- [ARBEITSAUFTRAG]:
Bitte kopiere aus dem Text über Joachim Gauck den Abschnitt, der mit den Worten „Der Bundespräsidentenkandidat von“ beginnt und mit „knapp vor Gauck.“ endet, Wort für Wort.

- [TEXT]:

^^^^

Berlin. .
Der Bundespräsidentschaftskandidat von SPD und Grünen, Joachim Gauck, warnt vor Parteienschacher um das Amt. Der Ex-Bürgerrechtler will Menschen Mut machen und versöhnen. Laut Umfrage liegt derzeit Christian Wulff in der Gunst der Bevölkerung knapp vorn.
Der Bundespräsidentenkandidat von SPD und Grünen, Joachim Gauck, warnt vor Parteienschacher um das höchste Staatsamt. „Es geht in dem Amt, für das ich kandidiere, darum, Mut zu machen und zu versöhnen. Deshalb ist es gut, wenn der Bundespräsident mitten aus dem Volk kommt. So wichtig Parteien sind, dieses Amt sollte keine Beute von Parteien sein“, sagte Gauck. Dessen Konkurrent, der als Favorit geltende Kandidat der schwarz-gelben Koalition, Niedersachsens Ministerpräsident Christian Wulff (CDU), sieht sich trotz Parteibindung als „breit wählbar“ an. Er wolle Menschen zusammenführen, Brücken bauen und Gegensätze überwinden. Einer Emnid-Umfrage zufolge liegt Wulff in der Gunst der Bevölkerung nur knapp vor Gauck.
Der ehemalige Chef der Stasi-Unterlagenbehörde empfindet sich als der bessere Kandidat für das Amt des Bundespräsidenten. Dies begründete Gauck so: „Ich habe die Gabe, Menschen zu ermutigen und sie dazu zu bringen, sich nicht von ihrer Angst bestimmen zu lassen. Wir sind geschaffen, für die Gemeinschaft Verantwortung zu übernehmen und nicht nach dem Prinzip „Ich darf alles“ zu leben.“
Seine Nominierung begreift der ehemalige DDR-Bürgerrechtler als „Signal der Öffnung“. Zugleich räumte er Differenzen zu SPD und Grünen ein. Er wisse, „dass in beiden Parteien auch linke Positionen vertreten werden, die nicht völlig zu meinen politischen Grundüberzeugungen passen“, sagte Gauck. Für ihn sei der Wert der Freiheit von allergrößter Bedeutung. Das sehe man im linken Spektrum zuweilen ganz anders, weil dort Werte wie Solidarität und staatliche Fürsorglichkeit vertreten würden.

^^^^

- [BEREITGESTELLTE DATEN]:
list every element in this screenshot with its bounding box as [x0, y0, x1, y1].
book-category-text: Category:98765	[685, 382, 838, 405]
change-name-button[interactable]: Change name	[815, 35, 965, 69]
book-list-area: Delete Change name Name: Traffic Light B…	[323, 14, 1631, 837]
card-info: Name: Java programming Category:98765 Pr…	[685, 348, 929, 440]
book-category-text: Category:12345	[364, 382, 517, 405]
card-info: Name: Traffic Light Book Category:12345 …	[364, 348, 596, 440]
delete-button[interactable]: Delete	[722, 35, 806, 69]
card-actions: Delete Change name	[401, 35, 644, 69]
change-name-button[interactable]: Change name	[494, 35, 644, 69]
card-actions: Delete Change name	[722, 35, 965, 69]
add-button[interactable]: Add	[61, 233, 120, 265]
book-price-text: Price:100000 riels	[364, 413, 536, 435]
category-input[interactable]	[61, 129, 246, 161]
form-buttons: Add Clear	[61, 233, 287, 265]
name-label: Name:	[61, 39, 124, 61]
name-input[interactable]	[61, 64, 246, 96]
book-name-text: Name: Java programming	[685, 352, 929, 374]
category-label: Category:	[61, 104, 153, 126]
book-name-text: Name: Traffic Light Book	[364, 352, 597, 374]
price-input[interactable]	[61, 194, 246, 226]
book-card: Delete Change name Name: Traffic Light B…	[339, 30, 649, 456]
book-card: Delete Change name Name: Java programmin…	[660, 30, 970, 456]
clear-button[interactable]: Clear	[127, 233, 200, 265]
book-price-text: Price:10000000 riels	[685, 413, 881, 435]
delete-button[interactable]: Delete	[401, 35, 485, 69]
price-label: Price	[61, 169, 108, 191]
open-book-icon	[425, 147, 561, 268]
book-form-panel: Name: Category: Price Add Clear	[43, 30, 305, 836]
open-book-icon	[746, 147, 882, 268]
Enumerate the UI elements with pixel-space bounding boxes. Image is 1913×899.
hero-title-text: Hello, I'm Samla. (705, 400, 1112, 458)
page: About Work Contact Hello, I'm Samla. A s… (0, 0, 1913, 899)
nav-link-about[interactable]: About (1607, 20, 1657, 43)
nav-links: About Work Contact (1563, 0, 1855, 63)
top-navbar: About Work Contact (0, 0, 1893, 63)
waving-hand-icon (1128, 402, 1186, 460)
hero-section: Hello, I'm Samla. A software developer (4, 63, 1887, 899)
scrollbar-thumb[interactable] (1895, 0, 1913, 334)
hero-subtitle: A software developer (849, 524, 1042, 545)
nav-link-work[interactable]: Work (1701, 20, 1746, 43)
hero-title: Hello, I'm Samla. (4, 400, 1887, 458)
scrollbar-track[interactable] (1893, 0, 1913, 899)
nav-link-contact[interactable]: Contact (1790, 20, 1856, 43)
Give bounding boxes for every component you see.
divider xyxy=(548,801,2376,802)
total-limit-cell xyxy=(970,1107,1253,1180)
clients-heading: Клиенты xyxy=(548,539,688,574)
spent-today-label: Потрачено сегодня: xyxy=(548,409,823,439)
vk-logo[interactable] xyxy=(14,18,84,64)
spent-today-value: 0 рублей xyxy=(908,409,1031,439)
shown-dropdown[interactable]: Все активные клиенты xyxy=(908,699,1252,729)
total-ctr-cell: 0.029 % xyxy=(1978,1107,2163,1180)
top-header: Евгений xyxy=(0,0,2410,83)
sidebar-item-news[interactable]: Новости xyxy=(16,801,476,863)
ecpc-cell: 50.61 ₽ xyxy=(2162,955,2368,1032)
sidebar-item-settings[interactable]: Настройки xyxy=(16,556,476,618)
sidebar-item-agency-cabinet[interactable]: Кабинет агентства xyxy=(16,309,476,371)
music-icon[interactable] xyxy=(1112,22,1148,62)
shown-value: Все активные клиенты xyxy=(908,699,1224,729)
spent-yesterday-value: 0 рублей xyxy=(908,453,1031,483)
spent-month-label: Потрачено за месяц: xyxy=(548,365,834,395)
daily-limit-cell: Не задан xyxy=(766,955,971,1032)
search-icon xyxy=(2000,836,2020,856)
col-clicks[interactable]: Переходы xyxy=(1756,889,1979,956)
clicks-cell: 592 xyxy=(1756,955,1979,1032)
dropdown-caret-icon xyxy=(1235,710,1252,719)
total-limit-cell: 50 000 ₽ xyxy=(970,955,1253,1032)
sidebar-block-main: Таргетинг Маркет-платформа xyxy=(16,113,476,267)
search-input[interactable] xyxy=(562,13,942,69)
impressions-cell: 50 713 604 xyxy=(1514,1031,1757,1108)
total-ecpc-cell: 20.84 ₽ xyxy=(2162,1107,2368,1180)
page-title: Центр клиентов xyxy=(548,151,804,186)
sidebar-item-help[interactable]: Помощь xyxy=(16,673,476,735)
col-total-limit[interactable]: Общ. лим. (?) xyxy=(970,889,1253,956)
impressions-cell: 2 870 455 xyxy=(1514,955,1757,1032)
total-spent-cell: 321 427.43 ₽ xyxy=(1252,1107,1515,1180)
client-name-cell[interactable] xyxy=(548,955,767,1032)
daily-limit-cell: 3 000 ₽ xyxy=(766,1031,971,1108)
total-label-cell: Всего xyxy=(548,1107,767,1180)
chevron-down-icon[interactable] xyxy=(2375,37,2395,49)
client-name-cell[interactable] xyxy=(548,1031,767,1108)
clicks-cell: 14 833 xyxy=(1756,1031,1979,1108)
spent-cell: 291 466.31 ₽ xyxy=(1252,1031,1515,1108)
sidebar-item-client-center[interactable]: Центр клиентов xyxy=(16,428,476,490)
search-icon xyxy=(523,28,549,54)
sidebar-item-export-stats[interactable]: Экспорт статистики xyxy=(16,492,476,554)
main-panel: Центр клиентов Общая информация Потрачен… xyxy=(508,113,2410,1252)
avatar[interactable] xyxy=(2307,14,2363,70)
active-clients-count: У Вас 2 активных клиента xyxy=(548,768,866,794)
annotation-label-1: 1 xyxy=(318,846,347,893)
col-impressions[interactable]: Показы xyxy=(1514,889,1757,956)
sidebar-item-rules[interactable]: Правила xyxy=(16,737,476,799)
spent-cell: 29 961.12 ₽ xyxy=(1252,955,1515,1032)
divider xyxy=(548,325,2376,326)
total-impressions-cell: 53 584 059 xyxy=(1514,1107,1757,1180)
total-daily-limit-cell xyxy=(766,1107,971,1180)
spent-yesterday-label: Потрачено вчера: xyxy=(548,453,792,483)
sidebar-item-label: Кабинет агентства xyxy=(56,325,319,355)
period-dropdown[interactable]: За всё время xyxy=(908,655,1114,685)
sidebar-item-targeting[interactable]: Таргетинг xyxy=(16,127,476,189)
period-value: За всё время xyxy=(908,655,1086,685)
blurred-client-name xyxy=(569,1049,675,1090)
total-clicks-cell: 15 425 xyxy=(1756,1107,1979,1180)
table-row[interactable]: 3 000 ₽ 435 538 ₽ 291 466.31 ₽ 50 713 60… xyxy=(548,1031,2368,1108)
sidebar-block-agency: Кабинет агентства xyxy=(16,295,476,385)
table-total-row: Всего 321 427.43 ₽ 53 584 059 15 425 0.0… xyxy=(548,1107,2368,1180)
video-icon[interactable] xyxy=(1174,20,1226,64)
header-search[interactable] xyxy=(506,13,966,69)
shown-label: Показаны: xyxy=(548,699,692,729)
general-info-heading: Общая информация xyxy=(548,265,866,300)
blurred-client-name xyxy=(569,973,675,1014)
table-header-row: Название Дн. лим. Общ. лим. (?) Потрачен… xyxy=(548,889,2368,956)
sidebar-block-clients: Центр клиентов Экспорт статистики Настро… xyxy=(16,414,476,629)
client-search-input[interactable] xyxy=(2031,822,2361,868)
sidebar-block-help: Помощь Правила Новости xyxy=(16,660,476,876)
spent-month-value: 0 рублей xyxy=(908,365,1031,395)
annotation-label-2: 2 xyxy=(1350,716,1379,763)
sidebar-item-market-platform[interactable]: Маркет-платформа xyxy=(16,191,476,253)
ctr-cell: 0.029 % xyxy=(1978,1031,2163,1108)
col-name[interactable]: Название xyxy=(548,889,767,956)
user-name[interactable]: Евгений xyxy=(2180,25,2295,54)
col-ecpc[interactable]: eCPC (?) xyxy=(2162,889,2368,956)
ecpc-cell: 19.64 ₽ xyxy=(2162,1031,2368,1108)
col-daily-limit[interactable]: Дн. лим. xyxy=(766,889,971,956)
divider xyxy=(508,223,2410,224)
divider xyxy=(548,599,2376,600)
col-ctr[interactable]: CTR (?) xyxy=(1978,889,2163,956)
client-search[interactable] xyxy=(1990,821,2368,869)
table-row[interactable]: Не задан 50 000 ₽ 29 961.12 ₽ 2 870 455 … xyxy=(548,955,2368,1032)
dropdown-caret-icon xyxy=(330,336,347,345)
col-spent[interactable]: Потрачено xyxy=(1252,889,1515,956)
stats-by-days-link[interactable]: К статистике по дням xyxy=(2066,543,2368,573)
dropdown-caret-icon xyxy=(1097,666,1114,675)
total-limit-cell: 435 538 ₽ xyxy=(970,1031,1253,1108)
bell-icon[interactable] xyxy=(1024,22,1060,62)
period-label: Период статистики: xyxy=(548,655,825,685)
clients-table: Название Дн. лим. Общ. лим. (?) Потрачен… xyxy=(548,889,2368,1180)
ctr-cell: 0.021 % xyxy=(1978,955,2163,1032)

^^^^

- [ANTWORT]:
Der Bundespräsidentenkandidat von SPD und Grünen, Joachim Gauck, warnt vor Parteienschacher um das höchste Staatsamt. „Es geht in dem Amt, für das ich kandidiere, darum, Mut zu machen und zu versöhnen. Deshalb ist es gut, wenn der Bundespräsident mitten aus dem Volk kommt. So wichtig Parteien sind, dieses Amt sollte keine Beute von Parteien sein“, sagte Gauck. Dessen Konkurrent, der als Favorit geltende Kandidat der schwarz-gelben Koalition, Niedersachsens Ministerpräsident Christian Wulff (CDU), sieht sich trotz Parteibindung als „breit wählbar“ an. Er wolle Menschen zusammenführen, Brücken bauen und Gegensätze überwinden. Einer Emnid-Umfrage zufolge liegt Wulff in der Gunst der Bevölkerung nur knapp vor Gauck.